▸ Brief
Your task is to copy every line of the entries that contains "Triggering".
— Start of Records for this task —
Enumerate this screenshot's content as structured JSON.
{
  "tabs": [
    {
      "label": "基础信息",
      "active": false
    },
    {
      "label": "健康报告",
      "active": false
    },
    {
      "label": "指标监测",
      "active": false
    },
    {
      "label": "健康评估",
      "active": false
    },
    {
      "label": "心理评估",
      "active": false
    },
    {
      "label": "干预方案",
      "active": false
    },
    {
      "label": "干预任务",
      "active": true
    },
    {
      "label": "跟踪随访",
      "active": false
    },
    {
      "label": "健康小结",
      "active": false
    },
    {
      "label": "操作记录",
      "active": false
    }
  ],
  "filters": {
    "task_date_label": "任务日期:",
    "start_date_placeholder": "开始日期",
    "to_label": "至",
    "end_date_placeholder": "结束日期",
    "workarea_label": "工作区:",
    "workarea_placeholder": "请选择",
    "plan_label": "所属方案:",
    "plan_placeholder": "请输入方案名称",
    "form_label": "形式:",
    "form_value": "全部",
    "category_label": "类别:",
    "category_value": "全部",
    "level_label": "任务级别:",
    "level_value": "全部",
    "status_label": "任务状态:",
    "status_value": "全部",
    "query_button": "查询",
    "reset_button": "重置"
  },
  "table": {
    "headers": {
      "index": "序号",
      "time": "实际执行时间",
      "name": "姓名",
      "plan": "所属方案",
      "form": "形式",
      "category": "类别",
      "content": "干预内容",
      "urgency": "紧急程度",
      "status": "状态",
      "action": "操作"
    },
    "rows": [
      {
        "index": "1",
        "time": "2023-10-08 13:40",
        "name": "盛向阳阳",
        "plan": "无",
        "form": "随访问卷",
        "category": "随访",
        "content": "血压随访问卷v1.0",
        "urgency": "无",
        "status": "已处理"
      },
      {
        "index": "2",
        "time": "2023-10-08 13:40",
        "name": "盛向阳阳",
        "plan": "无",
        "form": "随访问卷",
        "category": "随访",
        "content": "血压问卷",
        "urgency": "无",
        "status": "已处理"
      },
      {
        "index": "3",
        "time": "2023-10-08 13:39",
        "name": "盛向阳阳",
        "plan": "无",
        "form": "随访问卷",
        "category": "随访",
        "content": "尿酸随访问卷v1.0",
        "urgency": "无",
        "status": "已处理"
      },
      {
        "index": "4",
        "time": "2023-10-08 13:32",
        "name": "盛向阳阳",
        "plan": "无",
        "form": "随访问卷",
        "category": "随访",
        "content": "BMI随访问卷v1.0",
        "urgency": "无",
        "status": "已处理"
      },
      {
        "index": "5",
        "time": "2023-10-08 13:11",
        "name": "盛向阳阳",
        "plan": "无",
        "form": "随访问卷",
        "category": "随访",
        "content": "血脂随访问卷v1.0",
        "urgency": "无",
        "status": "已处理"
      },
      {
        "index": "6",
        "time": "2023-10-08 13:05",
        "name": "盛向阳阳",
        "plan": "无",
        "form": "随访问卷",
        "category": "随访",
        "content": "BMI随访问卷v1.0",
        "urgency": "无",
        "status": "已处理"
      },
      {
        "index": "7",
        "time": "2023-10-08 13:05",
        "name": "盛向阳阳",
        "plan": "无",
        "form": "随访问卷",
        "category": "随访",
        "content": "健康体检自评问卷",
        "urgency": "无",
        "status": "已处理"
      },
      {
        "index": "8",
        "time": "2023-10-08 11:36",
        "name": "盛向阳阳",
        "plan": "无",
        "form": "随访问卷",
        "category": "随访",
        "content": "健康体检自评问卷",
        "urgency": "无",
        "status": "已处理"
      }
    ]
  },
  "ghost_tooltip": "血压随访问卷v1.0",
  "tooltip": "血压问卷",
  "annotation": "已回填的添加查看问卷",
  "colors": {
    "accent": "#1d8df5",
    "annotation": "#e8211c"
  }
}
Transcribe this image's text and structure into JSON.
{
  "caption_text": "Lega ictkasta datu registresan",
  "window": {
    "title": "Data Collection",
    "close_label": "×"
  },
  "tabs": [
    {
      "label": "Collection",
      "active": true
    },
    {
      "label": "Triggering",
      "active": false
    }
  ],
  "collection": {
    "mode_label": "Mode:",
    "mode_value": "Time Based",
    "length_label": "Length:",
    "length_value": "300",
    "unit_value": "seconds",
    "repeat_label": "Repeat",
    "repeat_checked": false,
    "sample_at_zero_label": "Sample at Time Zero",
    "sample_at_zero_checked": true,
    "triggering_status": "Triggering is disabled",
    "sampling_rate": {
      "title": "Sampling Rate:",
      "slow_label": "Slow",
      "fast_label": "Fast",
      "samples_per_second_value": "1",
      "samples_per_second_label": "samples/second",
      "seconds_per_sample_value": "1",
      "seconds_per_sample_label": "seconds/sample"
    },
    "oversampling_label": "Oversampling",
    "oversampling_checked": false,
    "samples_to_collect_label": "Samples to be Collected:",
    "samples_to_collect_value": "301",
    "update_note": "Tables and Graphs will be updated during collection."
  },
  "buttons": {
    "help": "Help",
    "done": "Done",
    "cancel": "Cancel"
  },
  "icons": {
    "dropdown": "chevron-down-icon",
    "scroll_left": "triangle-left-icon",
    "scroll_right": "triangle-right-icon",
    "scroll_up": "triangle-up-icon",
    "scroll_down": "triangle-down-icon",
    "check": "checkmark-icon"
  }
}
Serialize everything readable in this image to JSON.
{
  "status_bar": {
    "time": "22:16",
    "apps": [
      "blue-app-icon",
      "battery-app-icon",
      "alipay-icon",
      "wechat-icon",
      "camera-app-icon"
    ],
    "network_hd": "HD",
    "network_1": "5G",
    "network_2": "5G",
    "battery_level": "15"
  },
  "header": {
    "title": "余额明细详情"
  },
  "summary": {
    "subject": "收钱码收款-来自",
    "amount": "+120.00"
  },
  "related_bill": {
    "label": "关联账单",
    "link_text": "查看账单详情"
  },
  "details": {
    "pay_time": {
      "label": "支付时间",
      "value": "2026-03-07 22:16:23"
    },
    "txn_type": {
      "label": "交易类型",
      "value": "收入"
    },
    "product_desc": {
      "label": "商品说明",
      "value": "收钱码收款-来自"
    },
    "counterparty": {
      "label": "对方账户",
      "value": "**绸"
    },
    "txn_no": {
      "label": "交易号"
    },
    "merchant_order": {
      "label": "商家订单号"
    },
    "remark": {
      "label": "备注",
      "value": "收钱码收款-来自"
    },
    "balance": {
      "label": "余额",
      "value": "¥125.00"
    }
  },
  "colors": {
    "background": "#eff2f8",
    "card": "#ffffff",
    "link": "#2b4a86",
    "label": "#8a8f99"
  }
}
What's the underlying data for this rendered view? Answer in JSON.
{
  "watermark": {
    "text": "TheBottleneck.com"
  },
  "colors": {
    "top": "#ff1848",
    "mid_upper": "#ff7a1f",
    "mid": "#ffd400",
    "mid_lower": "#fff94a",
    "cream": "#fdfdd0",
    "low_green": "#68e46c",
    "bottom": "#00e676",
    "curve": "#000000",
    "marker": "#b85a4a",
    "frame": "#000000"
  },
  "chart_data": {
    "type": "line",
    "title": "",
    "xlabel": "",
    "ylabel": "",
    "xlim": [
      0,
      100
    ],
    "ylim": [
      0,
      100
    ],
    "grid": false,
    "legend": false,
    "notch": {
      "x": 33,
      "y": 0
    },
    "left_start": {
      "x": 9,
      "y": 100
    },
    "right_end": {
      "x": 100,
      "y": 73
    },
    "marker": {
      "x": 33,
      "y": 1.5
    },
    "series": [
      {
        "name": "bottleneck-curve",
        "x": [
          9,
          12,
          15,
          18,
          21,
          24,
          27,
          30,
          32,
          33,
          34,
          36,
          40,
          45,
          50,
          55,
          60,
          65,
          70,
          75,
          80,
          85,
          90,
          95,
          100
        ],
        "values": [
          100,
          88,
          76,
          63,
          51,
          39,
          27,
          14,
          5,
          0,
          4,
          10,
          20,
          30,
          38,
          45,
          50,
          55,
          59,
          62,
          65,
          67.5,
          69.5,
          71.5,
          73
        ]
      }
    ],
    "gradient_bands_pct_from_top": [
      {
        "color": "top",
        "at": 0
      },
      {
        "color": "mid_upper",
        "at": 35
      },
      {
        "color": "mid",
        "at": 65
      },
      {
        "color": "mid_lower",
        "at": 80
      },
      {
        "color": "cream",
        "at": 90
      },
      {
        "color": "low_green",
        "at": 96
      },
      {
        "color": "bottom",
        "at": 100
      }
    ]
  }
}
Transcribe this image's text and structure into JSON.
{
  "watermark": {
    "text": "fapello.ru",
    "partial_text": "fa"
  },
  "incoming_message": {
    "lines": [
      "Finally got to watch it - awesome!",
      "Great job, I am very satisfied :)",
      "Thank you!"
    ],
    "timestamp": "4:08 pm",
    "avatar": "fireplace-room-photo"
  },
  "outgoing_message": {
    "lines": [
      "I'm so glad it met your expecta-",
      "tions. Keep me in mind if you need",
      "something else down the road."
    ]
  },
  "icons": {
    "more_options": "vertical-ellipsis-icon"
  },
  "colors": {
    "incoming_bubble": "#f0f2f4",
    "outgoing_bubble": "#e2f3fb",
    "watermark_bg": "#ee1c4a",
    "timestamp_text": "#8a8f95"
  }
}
— End of Records for this task —
▸ The result
      "label": "Triggering",
    "triggering_status": "Triggering is disabled",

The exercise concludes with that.